───── INPUT MATERIAL

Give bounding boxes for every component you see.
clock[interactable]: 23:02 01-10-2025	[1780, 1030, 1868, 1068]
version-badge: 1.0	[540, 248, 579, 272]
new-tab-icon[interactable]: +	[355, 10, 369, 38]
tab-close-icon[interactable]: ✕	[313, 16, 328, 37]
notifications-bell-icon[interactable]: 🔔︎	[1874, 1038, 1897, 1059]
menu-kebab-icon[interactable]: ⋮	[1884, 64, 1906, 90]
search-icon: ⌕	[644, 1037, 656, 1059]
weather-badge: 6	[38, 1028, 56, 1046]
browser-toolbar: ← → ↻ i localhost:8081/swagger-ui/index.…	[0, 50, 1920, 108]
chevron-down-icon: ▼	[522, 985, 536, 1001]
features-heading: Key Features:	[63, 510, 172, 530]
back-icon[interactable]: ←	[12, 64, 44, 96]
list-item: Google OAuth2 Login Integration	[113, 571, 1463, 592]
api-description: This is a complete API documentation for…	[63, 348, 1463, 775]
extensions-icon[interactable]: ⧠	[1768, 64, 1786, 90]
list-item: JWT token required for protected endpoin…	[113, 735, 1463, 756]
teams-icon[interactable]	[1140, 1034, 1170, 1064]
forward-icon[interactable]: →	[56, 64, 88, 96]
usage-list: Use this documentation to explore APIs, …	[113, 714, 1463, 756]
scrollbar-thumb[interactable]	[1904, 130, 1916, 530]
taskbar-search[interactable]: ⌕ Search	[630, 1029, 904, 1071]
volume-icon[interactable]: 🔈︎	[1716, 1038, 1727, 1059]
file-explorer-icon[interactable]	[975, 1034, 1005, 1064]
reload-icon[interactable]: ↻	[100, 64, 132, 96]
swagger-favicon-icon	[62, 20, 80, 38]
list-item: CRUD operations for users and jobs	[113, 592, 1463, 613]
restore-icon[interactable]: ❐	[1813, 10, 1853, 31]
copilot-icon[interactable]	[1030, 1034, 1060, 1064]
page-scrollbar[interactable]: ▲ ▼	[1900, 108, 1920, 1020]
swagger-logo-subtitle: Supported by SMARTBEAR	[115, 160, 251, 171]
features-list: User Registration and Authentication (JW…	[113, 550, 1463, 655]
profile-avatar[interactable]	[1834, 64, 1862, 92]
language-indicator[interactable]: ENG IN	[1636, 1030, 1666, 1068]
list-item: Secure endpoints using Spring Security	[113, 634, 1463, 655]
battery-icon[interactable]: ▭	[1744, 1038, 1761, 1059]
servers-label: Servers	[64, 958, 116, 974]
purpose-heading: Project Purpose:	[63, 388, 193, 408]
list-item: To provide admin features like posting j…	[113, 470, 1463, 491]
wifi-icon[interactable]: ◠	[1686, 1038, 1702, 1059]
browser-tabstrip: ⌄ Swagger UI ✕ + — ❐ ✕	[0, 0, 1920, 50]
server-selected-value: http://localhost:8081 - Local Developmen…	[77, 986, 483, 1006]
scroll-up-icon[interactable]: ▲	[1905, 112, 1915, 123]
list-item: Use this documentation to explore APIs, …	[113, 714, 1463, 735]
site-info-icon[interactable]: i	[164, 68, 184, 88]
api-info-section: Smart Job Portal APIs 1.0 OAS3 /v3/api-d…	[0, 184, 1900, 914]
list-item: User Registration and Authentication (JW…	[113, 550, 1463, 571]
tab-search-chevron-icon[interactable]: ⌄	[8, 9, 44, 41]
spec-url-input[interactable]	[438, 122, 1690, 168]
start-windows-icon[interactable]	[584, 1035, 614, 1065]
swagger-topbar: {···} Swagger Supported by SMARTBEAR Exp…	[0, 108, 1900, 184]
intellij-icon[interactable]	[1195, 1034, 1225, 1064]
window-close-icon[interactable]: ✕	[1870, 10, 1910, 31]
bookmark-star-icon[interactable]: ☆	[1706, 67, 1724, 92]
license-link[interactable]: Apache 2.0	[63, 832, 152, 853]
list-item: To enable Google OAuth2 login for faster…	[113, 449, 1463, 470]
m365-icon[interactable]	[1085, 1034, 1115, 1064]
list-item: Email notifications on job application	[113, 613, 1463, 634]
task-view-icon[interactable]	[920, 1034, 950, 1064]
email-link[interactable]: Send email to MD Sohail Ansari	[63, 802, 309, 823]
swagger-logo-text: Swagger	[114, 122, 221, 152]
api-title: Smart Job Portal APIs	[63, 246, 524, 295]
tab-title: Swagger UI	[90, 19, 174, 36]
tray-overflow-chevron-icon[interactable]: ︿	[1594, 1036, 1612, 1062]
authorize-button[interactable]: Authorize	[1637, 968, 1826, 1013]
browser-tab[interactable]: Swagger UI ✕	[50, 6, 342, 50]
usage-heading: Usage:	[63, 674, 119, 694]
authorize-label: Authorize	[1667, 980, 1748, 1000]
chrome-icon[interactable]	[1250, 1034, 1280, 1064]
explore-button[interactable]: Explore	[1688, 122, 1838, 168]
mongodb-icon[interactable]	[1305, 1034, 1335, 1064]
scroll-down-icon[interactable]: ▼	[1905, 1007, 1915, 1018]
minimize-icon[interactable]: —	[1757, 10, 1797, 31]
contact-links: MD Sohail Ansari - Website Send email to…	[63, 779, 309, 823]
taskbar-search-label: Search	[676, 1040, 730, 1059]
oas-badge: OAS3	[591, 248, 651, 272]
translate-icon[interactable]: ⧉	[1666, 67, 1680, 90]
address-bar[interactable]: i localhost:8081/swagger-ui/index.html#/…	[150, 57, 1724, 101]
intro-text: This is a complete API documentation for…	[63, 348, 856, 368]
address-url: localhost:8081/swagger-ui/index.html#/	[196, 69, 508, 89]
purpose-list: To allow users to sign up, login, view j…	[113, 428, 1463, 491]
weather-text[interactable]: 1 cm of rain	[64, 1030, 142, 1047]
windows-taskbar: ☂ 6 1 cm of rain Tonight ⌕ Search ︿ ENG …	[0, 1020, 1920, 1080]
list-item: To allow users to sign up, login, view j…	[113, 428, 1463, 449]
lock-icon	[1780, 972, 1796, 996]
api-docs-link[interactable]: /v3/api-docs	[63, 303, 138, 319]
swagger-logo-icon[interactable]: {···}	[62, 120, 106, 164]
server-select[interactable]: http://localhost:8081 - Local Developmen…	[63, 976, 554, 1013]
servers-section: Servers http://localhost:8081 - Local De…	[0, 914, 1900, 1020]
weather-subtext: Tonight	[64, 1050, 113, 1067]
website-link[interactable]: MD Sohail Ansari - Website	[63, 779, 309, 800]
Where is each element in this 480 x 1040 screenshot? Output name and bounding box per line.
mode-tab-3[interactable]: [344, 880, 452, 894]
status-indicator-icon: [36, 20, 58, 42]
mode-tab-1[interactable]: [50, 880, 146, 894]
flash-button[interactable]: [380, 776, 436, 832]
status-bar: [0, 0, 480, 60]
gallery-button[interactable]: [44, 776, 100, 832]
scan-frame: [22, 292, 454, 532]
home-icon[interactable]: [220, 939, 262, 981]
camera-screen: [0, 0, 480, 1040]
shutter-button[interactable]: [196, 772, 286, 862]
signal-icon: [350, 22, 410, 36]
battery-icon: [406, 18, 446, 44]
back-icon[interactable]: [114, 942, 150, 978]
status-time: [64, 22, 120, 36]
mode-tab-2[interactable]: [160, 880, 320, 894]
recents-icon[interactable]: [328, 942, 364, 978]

──────────

* [GIVEN EXERCISE]
Update the lines from the start of the listing through the line with "1034, 1005, 1064]", changing "list-item" to "list-entry" and leaving everything else as it is.

* [TASK OUTPUT]
Give bounding boxes for every component you see.
clock[interactable]: 23:02 01-10-2025	[1780, 1030, 1868, 1068]
version-badge: 1.0	[540, 248, 579, 272]
new-tab-icon[interactable]: +	[355, 10, 369, 38]
tab-close-icon[interactable]: ✕	[313, 16, 328, 37]
notifications-bell-icon[interactable]: 🔔︎	[1874, 1038, 1897, 1059]
menu-kebab-icon[interactable]: ⋮	[1884, 64, 1906, 90]
search-icon: ⌕	[644, 1037, 656, 1059]
weather-badge: 6	[38, 1028, 56, 1046]
browser-toolbar: ← → ↻ i localhost:8081/swagger-ui/index.…	[0, 50, 1920, 108]
chevron-down-icon: ▼	[522, 985, 536, 1001]
features-heading: Key Features:	[63, 510, 172, 530]
back-icon[interactable]: ←	[12, 64, 44, 96]
list-entry: Google OAuth2 Login Integration	[113, 571, 1463, 592]
api-description: This is a complete API documentation for…	[63, 348, 1463, 775]
extensions-icon[interactable]: ⧠	[1768, 64, 1786, 90]
list-entry: JWT token required for protected endpoin…	[113, 735, 1463, 756]
teams-icon[interactable]	[1140, 1034, 1170, 1064]
forward-icon[interactable]: →	[56, 64, 88, 96]
usage-list: Use this documentation to explore APIs, …	[113, 714, 1463, 756]
scrollbar-thumb[interactable]	[1904, 130, 1916, 530]
taskbar-search[interactable]: ⌕ Search	[630, 1029, 904, 1071]
volume-icon[interactable]: 🔈︎	[1716, 1038, 1727, 1059]
file-explorer-icon[interactable]	[975, 1034, 1005, 1064]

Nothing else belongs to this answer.